--- START OF Records to use ---

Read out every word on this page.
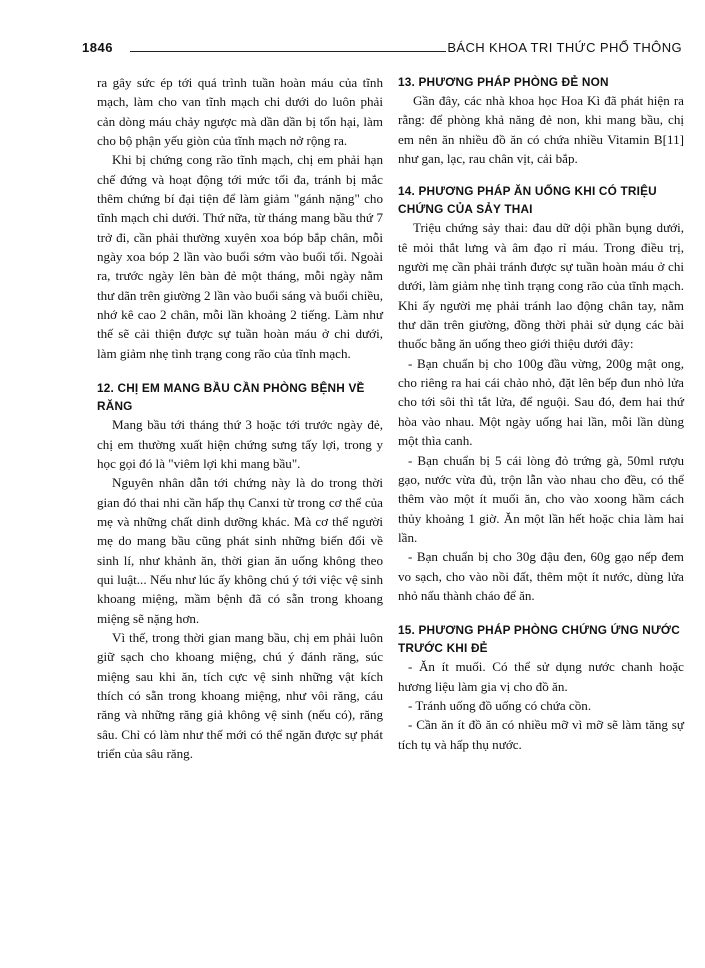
1846	BÁCH KHOA TRI THỨC PHỔ THÔNG

ra gây sức ép tới quá trình tuần hoàn máu của tĩnh mạch, làm cho van tĩnh mạch chi dưới do luôn phải cản dòng máu chảy ngược mà dần dần bị tổn hại, làm cho bộ phận yếu giòn của tĩnh mạch nở rộng ra.

Khi bị chứng cong rão tĩnh mạch, chị em phải hạn chế đứng và hoạt động tới mức tối đa, tránh bị mắc thêm chứng bí đại tiện để làm giảm "gánh nặng" cho tĩnh mạch chi dưới. Thứ nữa, từ tháng mang bầu thứ 7 trở đi, cần phải thường xuyên xoa bóp bắp chân, mỗi ngày xoa bóp 2 lần vào buổi sớm vào buổi tối. Ngoài ra, trước ngày lên bàn đẻ một tháng, mỗi ngày nằm thư dãn trên giường 2 lần vào buổi sáng và buổi chiều, nhớ kê cao 2 chân, mỗi lần khoảng 2 tiếng. Làm như thế sẽ cải thiện được sự tuần hoàn máu ở chi dưới, làm giảm nhẹ tình trạng cong rão của tĩnh mạch.

12. CHỊ EM MANG BẦU CẦN PHÒNG BỆNH VỀ RĂNG

Mang bầu tới tháng thứ 3 hoặc tới trước ngày đẻ, chị em thường xuất hiện chứng sưng tấy lợi, trong y học gọi đó là "viêm lợi khi mang bầu".

Nguyên nhân dẫn tới chứng này là do trong thời gian đó thai nhi cần hấp thụ Canxi từ trong cơ thể của mẹ và những chất dinh dưỡng khác. Mà cơ thể người mẹ do mang bầu cũng phát sinh những biến đổi về sinh lí, như khảnh ăn, thời gian ăn uống không theo qui luật... Nếu như lúc ấy không chú ý tới việc vệ sinh khoang miệng, mầm bệnh đã có sẵn trong khoang miệng sẽ nặng hơn.

Vì thế, trong thời gian mang bầu, chị em phải luôn giữ sạch cho khoang miệng, chú ý đánh răng, súc miệng sau khi ăn, tích cực vệ sinh những vật kích thích có sẵn trong khoang miệng, như vôi răng, cáu răng và những răng giả không vệ sinh (nếu có), răng sâu. Chỉ có làm như thế mới có thể ngăn được sự phát triển của sâu răng.

13. PHƯƠNG PHÁP PHÒNG ĐẺ NON

Gần đây, các nhà khoa học Hoa Kì đã phát hiện ra rằng: để phòng khả năng đẻ non, khi mang bầu, chị em nên ăn nhiều đồ ăn có chứa nhiều Vitamin B[11] như gan, lạc, rau chân vịt, cải bắp.

14. PHƯƠNG PHÁP ĂN UỐNG KHI CÓ TRIỆU CHỨNG CỦA SẢY THAI

Triệu chứng sảy thai: đau dữ dội phần bụng dưới, tê mỏi thắt lưng và âm đạo rỉ máu. Trong điều trị, người mẹ cần phải tránh được sự tuần hoàn máu ở chi dưới, làm giảm nhẹ tình trạng cong rão của tĩnh mạch. Khi ấy người mẹ phải tránh lao động chân tay, nằm thư dãn trên giường, đồng thời phải sử dụng các bài thuốc bằng ăn uống theo giới thiệu dưới đây:

- Bạn chuẩn bị cho 100g đầu vừng, 200g mật ong, cho riêng ra hai cái chảo nhỏ, đặt lên bếp đun nhỏ lửa cho tới sôi thì tắt lửa, để nguội. Sau đó, đem hai thứ hòa vào nhau. Một ngày uống hai lần, mỗi lần dùng một thìa canh.

- Bạn chuẩn bị 5 cái lòng đỏ trứng gà, 50ml rượu gạo, nước vừa đủ, trộn lẫn vào nhau cho đều, có thể thêm vào một ít muối ăn, cho vào xoong hầm cách thủy khoảng 1 giờ. Ăn một lần hết hoặc chia làm hai lần.

- Bạn chuẩn bị cho 30g đậu đen, 60g gạo nếp đem vo sạch, cho vào nồi đất, thêm một ít nước, dùng lửa nhỏ nấu thành cháo để ăn.

15. PHƯƠNG PHÁP PHÒNG CHỨNG ỨNG NƯỚC TRƯỚC KHI ĐẺ

- Ăn ít muối. Có thể sử dụng nước chanh hoặc hương liệu làm gia vị cho đồ ăn.

- Tránh uống đồ uống có chứa cồn.

- Cần ăn ít đồ ăn có nhiều mỡ vì mỡ sẽ làm tăng sự tích tụ và hấp thụ nước.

--- END OF Records to use ---

Restate the listing above word for word, and skip the pictures.

Read out every word on this page.
1846	BÁCH KHOA TRI THỨC PHỔ THÔNG

ra gây sức ép tới quá trình tuần hoàn máu của tĩnh mạch, làm cho van tĩnh mạch chi dưới do luôn phải cản dòng máu chảy ngược mà dần dần bị tổn hại, làm cho bộ phận yếu giòn của tĩnh mạch nở rộng ra.

Khi bị chứng cong rão tĩnh mạch, chị em phải hạn chế đứng và hoạt động tới mức tối đa, tránh bị mắc thêm chứng bí đại tiện để làm giảm "gánh nặng" cho tĩnh mạch chi dưới. Thứ nữa, từ tháng mang bầu thứ 7 trở đi, cần phải thường xuyên xoa bóp bắp chân, mỗi ngày xoa bóp 2 lần vào buổi sớm vào buổi tối. Ngoài ra, trước ngày lên bàn đẻ một tháng, mỗi ngày nằm thư dãn trên giường 2 lần vào buổi sáng và buổi chiều, nhớ kê cao 2 chân, mỗi lần khoảng 2 tiếng. Làm như thế sẽ cải thiện được sự tuần hoàn máu ở chi dưới, làm giảm nhẹ tình trạng cong rão của tĩnh mạch.

12. CHỊ EM MANG BẦU CẦN PHÒNG BỆNH VỀ RĂNG

Mang bầu tới tháng thứ 3 hoặc tới trước ngày đẻ, chị em thường xuất hiện chứng sưng tấy lợi, trong y học gọi đó là "viêm lợi khi mang bầu".

Nguyên nhân dẫn tới chứng này là do trong thời gian đó thai nhi cần hấp thụ Canxi từ trong cơ thể của mẹ và những chất dinh dưỡng khác. Mà cơ thể người mẹ do mang bầu cũng phát sinh những biến đổi về sinh lí, như khảnh ăn, thời gian ăn uống không theo qui luật... Nếu như lúc ấy không chú ý tới việc vệ sinh khoang miệng, mầm bệnh đã có sẵn trong khoang miệng sẽ nặng hơn.

Vì thế, trong thời gian mang bầu, chị em phải luôn giữ sạch cho khoang miệng, chú ý đánh răng, súc miệng sau khi ăn, tích cực vệ sinh những vật kích thích có sẵn trong khoang miệng, như vôi răng, cáu răng và những răng giả không vệ sinh (nếu có), răng sâu. Chỉ có làm như thế mới có thể ngăn được sự phát triển của sâu răng.

13. PHƯƠNG PHÁP PHÒNG ĐẺ NON

Gần đây, các nhà khoa học Hoa Kì đã phát hiện ra rằng: để phòng khả năng đẻ non, khi mang bầu, chị em nên ăn nhiều đồ ăn có chứa nhiều Vitamin B[11] như gan, lạc, rau chân vịt, cải bắp.

14. PHƯƠNG PHÁP ĂN UỐNG KHI CÓ TRIỆU CHỨNG CỦA SẢY THAI

Triệu chứng sảy thai: đau dữ dội phần bụng dưới, tê mỏi thắt lưng và âm đạo rỉ máu. Trong điều trị, người mẹ cần phải tránh được sự tuần hoàn máu ở chi dưới, làm giảm nhẹ tình trạng cong rão của tĩnh mạch. Khi ấy người mẹ phải tránh lao động chân tay, nằm thư dãn trên giường, đồng thời phải sử dụng các bài thuốc bằng ăn uống theo giới thiệu dưới đây:

- Bạn chuẩn bị cho 100g đầu vừng, 200g mật ong, cho riêng ra hai cái chảo nhỏ, đặt lên bếp đun nhỏ lửa cho tới sôi thì tắt lửa, để nguội. Sau đó, đem hai thứ hòa vào nhau. Một ngày uống hai lần, mỗi lần dùng một thìa canh.

- Bạn chuẩn bị 5 cái lòng đỏ trứng gà, 50ml rượu gạo, nước vừa đủ, trộn lẫn vào nhau cho đều, có thể thêm vào một ít muối ăn, cho vào xoong hầm cách thủy khoảng 1 giờ. Ăn một lần hết hoặc chia làm hai lần.

- Bạn chuẩn bị cho 30g đậu đen, 60g gạo nếp đem vo sạch, cho vào nồi đất, thêm một ít nước, dùng lửa nhỏ nấu thành cháo để ăn.

15. PHƯƠNG PHÁP PHÒNG CHỨNG ỨNG NƯỚC TRƯỚC KHI ĐẺ

- Ăn ít muối. Có thể sử dụng nước chanh hoặc hương liệu làm gia vị cho đồ ăn.

- Tránh uống đồ uống có chứa cồn.

- Cần ăn ít đồ ăn có nhiều mỡ vì mỡ sẽ làm tăng sự tích tụ và hấp thụ nước.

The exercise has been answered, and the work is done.